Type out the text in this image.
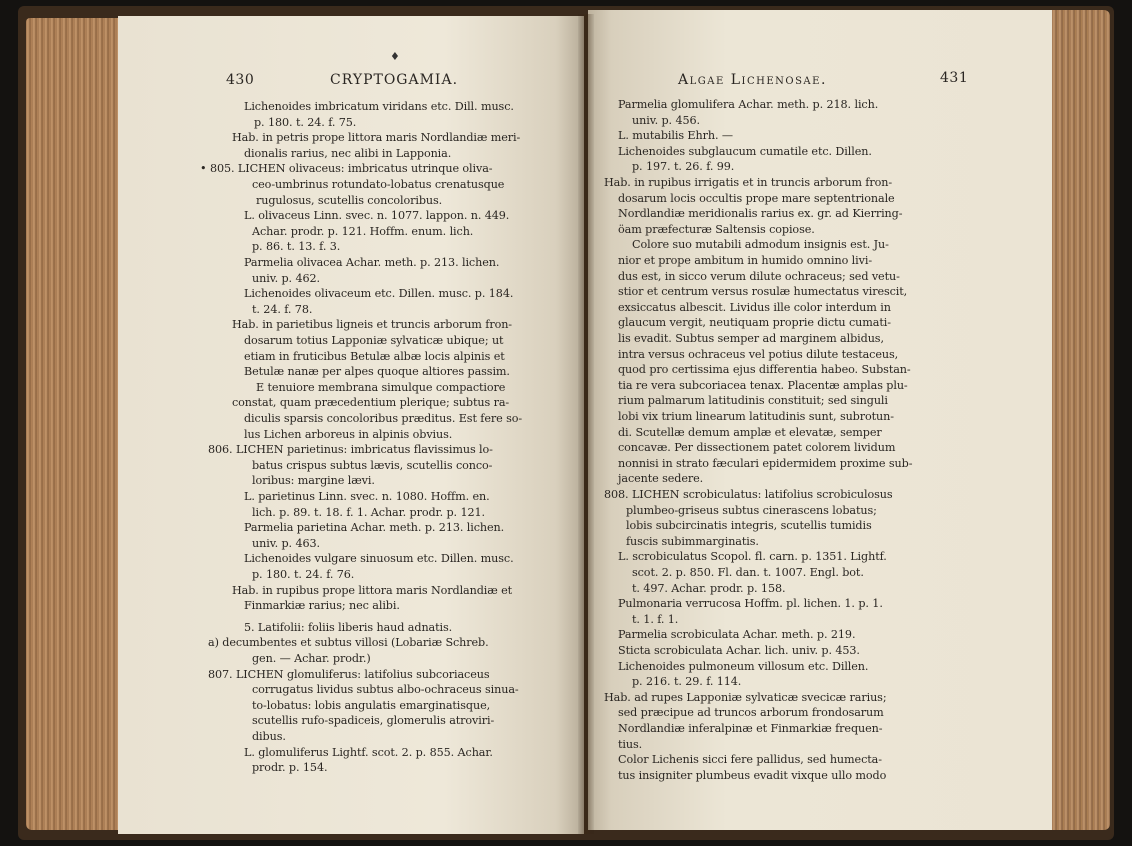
♦
430	CRYPTOGAMIA.
Lichenoides imbricatum viridans etc. Dill. musc.
p. 180. t. 24. f. 75.
Hab. in petris prope littora maris Nordlandiæ meri-
dionalis rarius, nec alibi in Lapponia.
• 805. LICHEN olivaceus: imbricatus utrinque oliva-
ceo-umbrinus rotundato-lobatus crenatusque
rugulosus, scutellis concoloribus.
L. olivaceus Linn. svec. n. 1077. lappon. n. 449.
Achar. prodr. p. 121. Hoffm. enum. lich.
p. 86. t. 13. f. 3.
Parmelia olivacea Achar. meth. p. 213. lichen.
univ. p. 462.
Lichenoides olivaceum etc. Dillen. musc. p. 184.
t. 24. f. 78.
Hab. in parietibus ligneis et truncis arborum fron-
dosarum totius Lapponiæ sylvaticæ ubique; ut
etiam in fruticibus Betulæ albæ locis alpinis et
Betulæ nanæ per alpes quoque altiores passim.
E tenuiore membrana simulque compactiore
constat, quam præcedentium plerique; subtus ra-
diculis sparsis concoloribus præditus. Est fere so-
lus Lichen arboreus in alpinis obvius.
806. LICHEN parietinus: imbricatus flavissimus lo-
batus crispus subtus lævis, scutellis conco-
loribus: margine lævi.
L. parietinus Linn. svec. n. 1080. Hoffm. en.
lich. p. 89. t. 18. f. 1. Achar. prodr. p. 121.
Parmelia parietina Achar. meth. p. 213. lichen.
univ. p. 463.
Lichenoides vulgare sinuosum etc. Dillen. musc.
p. 180. t. 24. f. 76.
Hab. in rupibus prope littora maris Nordlandiæ et
Finmarkiæ rarius; nec alibi.
5. Latifolii: foliis liberis haud adnatis.
a) decumbentes et subtus villosi (Lobariæ Schreb.
gen. — Achar. prodr.)
807. LICHEN glomuliferus: latifolius subcoriaceus
corrugatus lividus subtus albo-ochraceus sinua-
to-lobatus: lobis angulatis emarginatisque,
scutellis rufo-spadiceis, glomerulis atroviri-
dibus.
L. glomuliferus Lightf. scot. 2. p. 855. Achar.
prodr. p. 154.
Algae Lichenosae.	431
Parmelia glomulifera Achar. meth. p. 218. lich.
univ. p. 456.
L. mutabilis Ehrh. —
Lichenoides subglaucum cumatile etc. Dillen.
p. 197. t. 26. f. 99.
Hab. in rupibus irrigatis et in truncis arborum fron-
dosarum locis occultis prope mare septentrionale
Nordlandiæ meridionalis rarius ex. gr. ad Kierring-
öam præfecturæ Saltensis copiose.
Colore suo mutabili admodum insignis est. Ju-
nior et prope ambitum in humido omnino livi-
dus est, in sicco verum dilute ochraceus; sed vetu-
stior et centrum versus rosulæ humectatus virescit,
exsiccatus albescit. Lividus ille color interdum in
glaucum vergit, neutiquam proprie dictu cumati-
lis evadit. Subtus semper ad marginem albidus,
intra versus ochraceus vel potius dilute testaceus,
quod pro certissima ejus differentia habeo. Substan-
tia re vera subcoriacea tenax. Placentæ amplas plu-
rium palmarum latitudinis constituit; sed singuli
lobi vix trium linearum latitudinis sunt, subrotun-
di. Scutellæ demum amplæ et elevatæ, semper
concavæ. Per dissectionem patet colorem lividum
nonnisi in strato fæculari epidermidem proxime sub-
jacente sedere.
808. LICHEN scrobiculatus: latifolius scrobiculosus
plumbeo-griseus subtus cinerascens lobatus;
lobis subcircinatis integris, scutellis tumidis
fuscis subimmarginatis.
L. scrobiculatus Scopol. fl. carn. p. 1351. Lightf.
scot. 2. p. 850. Fl. dan. t. 1007. Engl. bot.
t. 497. Achar. prodr. p. 158.
Pulmonaria verrucosa Hoffm. pl. lichen. 1. p. 1.
t. 1. f. 1.
Parmelia scrobiculata Achar. meth. p. 219.
Sticta scrobiculata Achar. lich. univ. p. 453.
Lichenoides pulmoneum villosum etc. Dillen.
p. 216. t. 29. f. 114.
Hab. ad rupes Lapponiæ sylvaticæ svecicæ rarius;
sed præcipue ad truncos arborum frondosarum
Nordlandiæ inferalpinæ et Finmarkiæ frequen-
tius.
Color Lichenis sicci fere pallidus, sed humecta-
tus insigniter plumbeus evadit vixque ullo modo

● ● ● ●

EXERCISE BRIEF:
Each line of the data that includes the word "rupibus" counts once; report the total and nothing more.

SOLUTION BELOW:
2